-- START OF Data in this exercise --
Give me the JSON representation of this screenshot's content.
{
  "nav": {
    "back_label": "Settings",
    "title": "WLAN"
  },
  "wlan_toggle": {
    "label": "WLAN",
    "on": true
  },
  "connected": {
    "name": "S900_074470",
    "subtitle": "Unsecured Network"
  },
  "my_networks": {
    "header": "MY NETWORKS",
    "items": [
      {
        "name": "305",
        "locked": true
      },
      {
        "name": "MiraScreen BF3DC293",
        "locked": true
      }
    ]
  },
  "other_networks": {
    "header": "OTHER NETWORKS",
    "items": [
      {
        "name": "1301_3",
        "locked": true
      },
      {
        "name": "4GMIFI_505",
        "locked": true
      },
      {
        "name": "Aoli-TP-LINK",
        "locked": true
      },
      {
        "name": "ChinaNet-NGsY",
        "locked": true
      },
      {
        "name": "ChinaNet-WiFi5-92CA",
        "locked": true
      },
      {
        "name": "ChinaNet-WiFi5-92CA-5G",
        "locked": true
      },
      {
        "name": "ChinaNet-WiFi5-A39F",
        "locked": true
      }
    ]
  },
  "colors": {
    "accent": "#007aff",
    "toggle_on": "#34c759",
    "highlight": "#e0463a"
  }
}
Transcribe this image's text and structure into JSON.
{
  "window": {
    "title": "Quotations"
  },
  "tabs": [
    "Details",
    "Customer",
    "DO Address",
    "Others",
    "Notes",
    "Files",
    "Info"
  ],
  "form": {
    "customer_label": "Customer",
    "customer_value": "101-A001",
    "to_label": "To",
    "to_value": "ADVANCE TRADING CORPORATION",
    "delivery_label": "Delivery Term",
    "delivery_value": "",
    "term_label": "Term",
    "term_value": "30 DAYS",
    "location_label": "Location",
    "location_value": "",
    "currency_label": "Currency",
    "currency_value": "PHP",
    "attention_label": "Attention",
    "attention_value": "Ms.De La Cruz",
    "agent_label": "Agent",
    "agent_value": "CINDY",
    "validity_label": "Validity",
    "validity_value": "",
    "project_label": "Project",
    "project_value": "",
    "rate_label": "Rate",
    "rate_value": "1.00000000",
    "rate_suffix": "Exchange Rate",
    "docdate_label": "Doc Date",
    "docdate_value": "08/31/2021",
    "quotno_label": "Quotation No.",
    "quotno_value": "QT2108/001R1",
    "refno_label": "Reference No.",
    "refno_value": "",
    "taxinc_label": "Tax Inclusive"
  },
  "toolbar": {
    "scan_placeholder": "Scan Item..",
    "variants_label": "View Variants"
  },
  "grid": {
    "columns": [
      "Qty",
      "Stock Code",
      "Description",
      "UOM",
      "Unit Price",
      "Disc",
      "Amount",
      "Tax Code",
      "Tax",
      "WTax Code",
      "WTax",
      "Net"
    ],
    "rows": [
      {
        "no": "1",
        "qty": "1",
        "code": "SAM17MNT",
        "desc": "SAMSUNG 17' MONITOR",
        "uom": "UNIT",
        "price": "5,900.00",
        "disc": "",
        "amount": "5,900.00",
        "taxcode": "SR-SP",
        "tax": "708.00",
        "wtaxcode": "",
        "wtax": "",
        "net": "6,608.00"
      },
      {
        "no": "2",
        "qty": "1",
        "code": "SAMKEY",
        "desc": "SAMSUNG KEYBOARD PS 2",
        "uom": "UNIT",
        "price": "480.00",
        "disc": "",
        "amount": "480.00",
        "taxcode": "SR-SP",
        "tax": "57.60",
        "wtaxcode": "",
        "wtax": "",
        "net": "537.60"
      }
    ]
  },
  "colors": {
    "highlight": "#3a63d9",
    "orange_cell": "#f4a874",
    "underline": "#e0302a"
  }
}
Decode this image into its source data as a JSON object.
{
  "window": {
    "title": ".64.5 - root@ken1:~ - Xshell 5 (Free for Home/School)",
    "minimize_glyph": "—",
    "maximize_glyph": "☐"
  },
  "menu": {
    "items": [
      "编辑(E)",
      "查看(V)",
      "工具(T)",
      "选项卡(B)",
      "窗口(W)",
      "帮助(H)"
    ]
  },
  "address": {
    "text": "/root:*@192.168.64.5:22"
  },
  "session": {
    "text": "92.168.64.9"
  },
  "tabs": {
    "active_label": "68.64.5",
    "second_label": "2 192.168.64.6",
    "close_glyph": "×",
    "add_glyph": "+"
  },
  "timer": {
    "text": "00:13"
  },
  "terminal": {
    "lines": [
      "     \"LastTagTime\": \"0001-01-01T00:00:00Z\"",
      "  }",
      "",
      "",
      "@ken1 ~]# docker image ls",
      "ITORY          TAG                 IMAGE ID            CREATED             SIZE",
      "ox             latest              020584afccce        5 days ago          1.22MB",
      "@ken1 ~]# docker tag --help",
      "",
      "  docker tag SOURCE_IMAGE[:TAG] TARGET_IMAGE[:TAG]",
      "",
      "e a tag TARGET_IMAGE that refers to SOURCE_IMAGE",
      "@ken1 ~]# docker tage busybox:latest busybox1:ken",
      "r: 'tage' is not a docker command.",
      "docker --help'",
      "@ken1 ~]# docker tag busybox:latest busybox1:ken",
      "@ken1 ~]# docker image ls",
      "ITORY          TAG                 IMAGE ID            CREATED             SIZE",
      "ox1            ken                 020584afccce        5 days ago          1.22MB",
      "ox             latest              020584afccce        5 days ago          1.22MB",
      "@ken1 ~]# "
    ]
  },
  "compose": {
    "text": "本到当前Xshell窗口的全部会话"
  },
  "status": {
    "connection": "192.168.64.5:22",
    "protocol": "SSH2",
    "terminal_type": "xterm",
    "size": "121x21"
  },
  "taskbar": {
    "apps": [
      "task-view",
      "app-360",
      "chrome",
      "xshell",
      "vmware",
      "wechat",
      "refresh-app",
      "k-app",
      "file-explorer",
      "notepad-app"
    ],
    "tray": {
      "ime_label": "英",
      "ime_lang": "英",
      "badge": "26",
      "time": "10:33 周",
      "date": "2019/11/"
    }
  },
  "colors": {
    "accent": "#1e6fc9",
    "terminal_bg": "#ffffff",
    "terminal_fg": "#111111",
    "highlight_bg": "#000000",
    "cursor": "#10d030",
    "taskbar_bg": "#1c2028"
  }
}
-- END OF Data in this exercise --
Copy out every line of the data above, exactly as given.

**Result of this exercise**
Give me the JSON representation of this screenshot's content.
{
  "nav": {
    "back_label": "Settings",
    "title": "WLAN"
  },
  "wlan_toggle": {
    "label": "WLAN",
    "on": true
  },
  "connected": {
    "name": "S900_074470",
    "subtitle": "Unsecured Network"
  },
  "my_networks": {
    "header": "MY NETWORKS",
    "items": [
      {
        "name": "305",
        "locked": true
      },
      {
        "name": "MiraScreen BF3DC293",
        "locked": true
      }
    ]
  },
  "other_networks": {
    "header": "OTHER NETWORKS",
    "items": [
      {
        "name": "1301_3",
        "locked": true
      },
      {
        "name": "4GMIFI_505",
        "locked": true
      },
      {
        "name": "Aoli-TP-LINK",
        "locked": true
      },
      {
        "name": "ChinaNet-NGsY",
        "locked": true
      },
      {
        "name": "ChinaNet-WiFi5-92CA",
        "locked": true
      },
      {
        "name": "ChinaNet-WiFi5-92CA-5G",
        "locked": true
      },
      {
        "name": "ChinaNet-WiFi5-A39F",
        "locked": true
      }
    ]
  },
  "colors": {
    "accent": "#007aff",
    "toggle_on": "#34c759",
    "highlight": "#e0463a"
  }
}
Transcribe this image's text and structure into JSON.
{
  "window": {
    "title": "Quotations"
  },
  "tabs": [
    "Details",
    "Customer",
    "DO Address",
    "Others",
    "Notes",
    "Files",
    "Info"
  ],
  "form": {
    "customer_label": "Customer",
    "customer_value": "101-A001",
    "to_label": "To",
    "to_value": "ADVANCE TRADING CORPORATION",
    "delivery_label": "Delivery Term",
    "delivery_value": "",
    "term_label": "Term",
    "term_value": "30 DAYS",
    "location_label": "Location",
    "location_value": "",
    "currency_label": "Currency",
    "currency_value": "PHP",
    "attention_label": "Attention",
    "attention_value": "Ms.De La Cruz",
    "agent_label": "Agent",
    "agent_value": "CINDY",
    "validity_label": "Validity",
    "validity_value": "",
    "project_label": "Project",
    "project_value": "",
    "rate_label": "Rate",
    "rate_value": "1.00000000",
    "rate_suffix": "Exchange Rate",
    "docdate_label": "Doc Date",
    "docdate_value": "08/31/2021",
    "quotno_label": "Quotation No.",
    "quotno_value": "QT2108/001R1",
    "refno_label": "Reference No.",
    "refno_value": "",
    "taxinc_label": "Tax Inclusive"
  },
  "toolbar": {
    "scan_placeholder": "Scan Item..",
    "variants_label": "View Variants"
  },
  "grid": {
    "columns": [
      "Qty",
      "Stock Code",
      "Description",
      "UOM",
      "Unit Price",
      "Disc",
      "Amount",
      "Tax Code",
      "Tax",
      "WTax Code",
      "WTax",
      "Net"
    ],
    "rows": [
      {
        "no": "1",
        "qty": "1",
        "code": "SAM17MNT",
        "desc": "SAMSUNG 17' MONITOR",
        "uom": "UNIT",
        "price": "5,900.00",
        "disc": "",
        "amount": "5,900.00",
        "taxcode": "SR-SP",
        "tax": "708.00",
        "wtaxcode": "",
        "wtax": "",
        "net": "6,608.00"
      },
      {
        "no": "2",
        "qty": "1",
        "code": "SAMKEY",
        "desc": "SAMSUNG KEYBOARD PS 2",
        "uom": "UNIT",
        "price": "480.00",
        "disc": "",
        "amount": "480.00",
        "taxcode": "SR-SP",
        "tax": "57.60",
        "wtaxcode": "",
        "wtax": "",
        "net": "537.60"
      }
    ]
  },
  "colors": {
    "highlight": "#3a63d9",
    "orange_cell": "#f4a874",
    "underline": "#e0302a"
  }
}
Decode this image into its source data as a JSON object.
{
  "window": {
    "title": ".64.5 - root@ken1:~ - Xshell 5 (Free for Home/School)",
    "minimize_glyph": "—",
    "maximize_glyph": "☐"
  },
  "menu": {
    "items": [
      "编辑(E)",
      "查看(V)",
      "工具(T)",
      "选项卡(B)",
      "窗口(W)",
      "帮助(H)"
    ]
  },
  "address": {
    "text": "/root:*@192.168.64.5:22"
  },
  "session": {
    "text": "92.168.64.9"
  },
  "tabs": {
    "active_label": "68.64.5",
    "second_label": "2 192.168.64.6",
    "close_glyph": "×",
    "add_glyph": "+"
  },
  "timer": {
    "text": "00:13"
  },
  "terminal": {
    "lines": [
      "     \"LastTagTime\": \"0001-01-01T00:00:00Z\"",
      "  }",
      "",
      "",
      "@ken1 ~]# docker image ls",
      "ITORY          TAG                 IMAGE ID            CREATED             SIZE",
      "ox             latest              020584afccce        5 days ago          1.22MB",
      "@ken1 ~]# docker tag --help",
      "",
      "  docker tag SOURCE_IMAGE[:TAG] TARGET_IMAGE[:TAG]",
      "",
      "e a tag TARGET_IMAGE that refers to SOURCE_IMAGE",
      "@ken1 ~]# docker tage busybox:latest busybox1:ken",
      "r: 'tage' is not a docker command.",
      "docker --help'",
      "@ken1 ~]# docker tag busybox:latest busybox1:ken",
      "@ken1 ~]# docker image ls",
      "ITORY          TAG                 IMAGE ID            CREATED             SIZE",
      "ox1            ken                 020584afccce        5 days ago          1.22MB",
      "ox             latest              020584afccce        5 days ago          1.22MB",
      "@ken1 ~]# "
    ]
  },
  "compose": {
    "text": "本到当前Xshell窗口的全部会话"
  },
  "status": {
    "connection": "192.168.64.5:22",
    "protocol": "SSH2",
    "terminal_type": "xterm",
    "size": "121x21"
  },
  "taskbar": {
    "apps": [
      "task-view",
      "app-360",
      "chrome",
      "xshell",
      "vmware",
      "wechat",
      "refresh-app",
      "k-app",
      "file-explorer",
      "notepad-app"
    ],
    "tray": {
      "ime_label": "英",
      "ime_lang": "英",
      "badge": "26",
      "time": "10:33 周",
      "date": "2019/11/"
    }
  },
  "colors": {
    "accent": "#1e6fc9",
    "terminal_bg": "#ffffff",
    "terminal_fg": "#111111",
    "highlight_bg": "#000000",
    "cursor": "#10d030",
    "taskbar_bg": "#1c2028"
  }
}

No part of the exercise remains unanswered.